* _DATA FOR THIS EXERCISE_:
────────

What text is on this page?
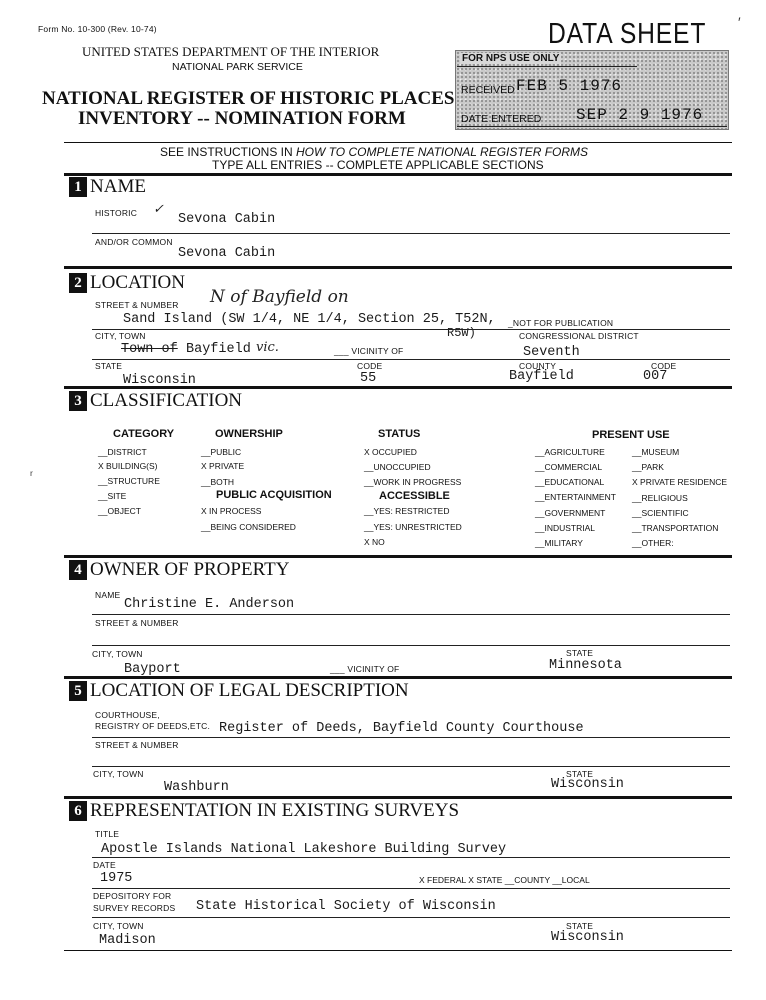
Form No. 10-300 (Rev. 10-74)
UNITED STATES DEPARTMENT OF THE INTERIOR
NATIONAL PARK SERVICE
NATIONAL REGISTER OF HISTORIC PLACES
INVENTORY -- NOMINATION FORM
DATA SHEET
FOR NPS USE ONLY
RECEIVED FEB 5 1976
DATE ENTERED SEP 2 9 1976
SEE INSTRUCTIONS IN HOW TO COMPLETE NATIONAL REGISTER FORMS
TYPE ALL ENTRIES -- COMPLETE APPLICABLE SECTIONS
1 NAME
HISTORIC ✓
Sevona Cabin
AND/OR COMMON
Sevona Cabin
2 LOCATION
STREET & NUMBER N of Bayfield on
Sand Island (SW 1/4, NE 1/4, Section 25, T52N,
R5W)
_NOT FOR PUBLICATION
CITY, TOWN	CONGRESSIONAL DISTRICT
Town of Bayfield vic.	___ VICINITY OF	Seventh
STATE	CODE	COUNTY	CODE
Wisconsin	55	Bayfield	007
3 CLASSIFICATION
CATEGORY
__DISTRICT
X BUILDING(S)
__STRUCTURE
__SITE
__OBJECT
OWNERSHIP
__PUBLIC
X PRIVATE
__BOTH
PUBLIC ACQUISITION
X IN PROCESS
__BEING CONSIDERED
STATUS
X OCCUPIED
__UNOCCUPIED
__WORK IN PROGRESS
ACCESSIBLE
__YES: RESTRICTED
__YES: UNRESTRICTED
X NO
PRESENT USE
__AGRICULTURE
__COMMERCIAL
__EDUCATIONAL
__ENTERTAINMENT
__GOVERNMENT
__INDUSTRIAL
__MILITARY
__MUSEUM
__PARK
X PRIVATE RESIDENCE
__RELIGIOUS
__SCIENTIFIC
__TRANSPORTATION
__OTHER:
4 OWNER OF PROPERTY
NAME
Christine E. Anderson
STREET & NUMBER
CITY, TOWN	STATE
Bayport	___ VICINITY OF	Minnesota
5 LOCATION OF LEGAL DESCRIPTION
COURTHOUSE,
REGISTRY OF DEEDS,ETC. Register of Deeds, Bayfield County Courthouse
STREET & NUMBER
CITY, TOWN	STATE
Washburn	Wisconsin
6 REPRESENTATION IN EXISTING SURVEYS
TITLE
Apostle Islands National Lakeshore Building Survey
DATE
1975	X FEDERAL X STATE __COUNTY __LOCAL
DEPOSITORY FOR
SURVEY RECORDS State Historical Society of Wisconsin
CITY, TOWN	STATE
Madison	Wisconsin
ʳ
′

────────

* _DIRECTIVE_: From the records given above, reproduce all text exactly and exclude each picture.

* _FINAL RESULT_:
What text is on this page?
Form No. 10-300 (Rev. 10-74)
UNITED STATES DEPARTMENT OF THE INTERIOR
NATIONAL PARK SERVICE
NATIONAL REGISTER OF HISTORIC PLACES
INVENTORY -- NOMINATION FORM
DATA SHEET
FOR NPS USE ONLY
RECEIVED FEB 5 1976
DATE ENTERED SEP 2 9 1976
SEE INSTRUCTIONS IN HOW TO COMPLETE NATIONAL REGISTER FORMS
TYPE ALL ENTRIES -- COMPLETE APPLICABLE SECTIONS
1 NAME
HISTORIC ✓
Sevona Cabin
AND/OR COMMON
Sevona Cabin
2 LOCATION
STREET & NUMBER N of Bayfield on
Sand Island (SW 1/4, NE 1/4, Section 25, T52N,
R5W)
_NOT FOR PUBLICATION
CITY, TOWN	CONGRESSIONAL DISTRICT
Town of Bayfield vic.	___ VICINITY OF	Seventh
STATE	CODE	COUNTY	CODE
Wisconsin	55	Bayfield	007
3 CLASSIFICATION
CATEGORY
__DISTRICT
X BUILDING(S)
__STRUCTURE
__SITE
__OBJECT
OWNERSHIP
__PUBLIC
X PRIVATE
__BOTH
PUBLIC ACQUISITION
X IN PROCESS
__BEING CONSIDERED
STATUS
X OCCUPIED
__UNOCCUPIED
__WORK IN PROGRESS
ACCESSIBLE
__YES: RESTRICTED
__YES: UNRESTRICTED
X NO
PRESENT USE
__AGRICULTURE
__COMMERCIAL
__EDUCATIONAL
__ENTERTAINMENT
__GOVERNMENT
__INDUSTRIAL
__MILITARY
__MUSEUM
__PARK
X PRIVATE RESIDENCE
__RELIGIOUS
__SCIENTIFIC
__TRANSPORTATION
__OTHER:
4 OWNER OF PROPERTY
NAME
Christine E. Anderson
STREET & NUMBER
CITY, TOWN	STATE
Bayport	___ VICINITY OF	Minnesota
5 LOCATION OF LEGAL DESCRIPTION
COURTHOUSE,
REGISTRY OF DEEDS,ETC. Register of Deeds, Bayfield County Courthouse
STREET & NUMBER
CITY, TOWN	STATE
Washburn	Wisconsin
6 REPRESENTATION IN EXISTING SURVEYS
TITLE
Apostle Islands National Lakeshore Building Survey
DATE
1975	X FEDERAL X STATE __COUNTY __LOCAL
DEPOSITORY FOR
SURVEY RECORDS State Historical Society of Wisconsin
CITY, TOWN	STATE
Madison	Wisconsin
ʳ
′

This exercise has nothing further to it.